Extracted entries:

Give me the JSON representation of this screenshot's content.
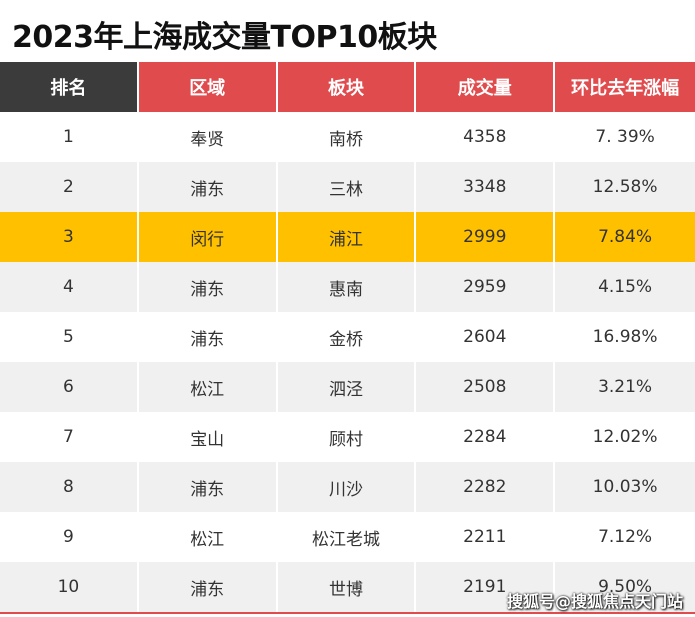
{
  "header": {
    "title": "2023年上海成交量TOP10板块"
  },
  "table": {
    "columns": [
      "排名",
      "区域",
      "板块",
      "成交量",
      "环比去年涨幅"
    ],
    "rows": [
      [
        "1",
        "奉贤",
        "南桥",
        "4358",
        "7. 39%"
      ],
      [
        "2",
        "浦东",
        "三林",
        "3348",
        "12.58%"
      ],
      [
        "3",
        "闵行",
        "浦江",
        "2999",
        "7.84%"
      ],
      [
        "4",
        "浦东",
        "惠南",
        "2959",
        "4.15%"
      ],
      [
        "5",
        "浦东",
        "金桥",
        "2604",
        "16.98%"
      ],
      [
        "6",
        "松江",
        "泗泾",
        "2508",
        "3.21%"
      ],
      [
        "7",
        "宝山",
        "顾村",
        "2284",
        "12.02%"
      ],
      [
        "8",
        "浦东",
        "川沙",
        "2282",
        "10.03%"
      ],
      [
        "9",
        "松江",
        "松江老城",
        "2211",
        "7.12%"
      ],
      [
        "10",
        "浦东",
        "世博",
        "2191",
        "9.50%"
      ]
    ],
    "highlight_row": 2
  },
  "watermark": "搜狐号@搜狐焦点天门站"
}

What the task requires:
In your copy, leave out the pictures and reproduce the material above exactly.

Completed task:
Give me the JSON representation of this screenshot's content.
{
  "header": {
    "title": "2023年上海成交量TOP10板块"
  },
  "table": {
    "columns": [
      "排名",
      "区域",
      "板块",
      "成交量",
      "环比去年涨幅"
    ],
    "rows": [
      [
        "1",
        "奉贤",
        "南桥",
        "4358",
        "7. 39%"
      ],
      [
        "2",
        "浦东",
        "三林",
        "3348",
        "12.58%"
      ],
      [
        "3",
        "闵行",
        "浦江",
        "2999",
        "7.84%"
      ],
      [
        "4",
        "浦东",
        "惠南",
        "2959",
        "4.15%"
      ],
      [
        "5",
        "浦东",
        "金桥",
        "2604",
        "16.98%"
      ],
      [
        "6",
        "松江",
        "泗泾",
        "2508",
        "3.21%"
      ],
      [
        "7",
        "宝山",
        "顾村",
        "2284",
        "12.02%"
      ],
      [
        "8",
        "浦东",
        "川沙",
        "2282",
        "10.03%"
      ],
      [
        "9",
        "松江",
        "松江老城",
        "2211",
        "7.12%"
      ],
      [
        "10",
        "浦东",
        "世博",
        "2191",
        "9.50%"
      ]
    ],
    "highlight_row": 2
  },
  "watermark": "搜狐号@搜狐焦点天门站"
}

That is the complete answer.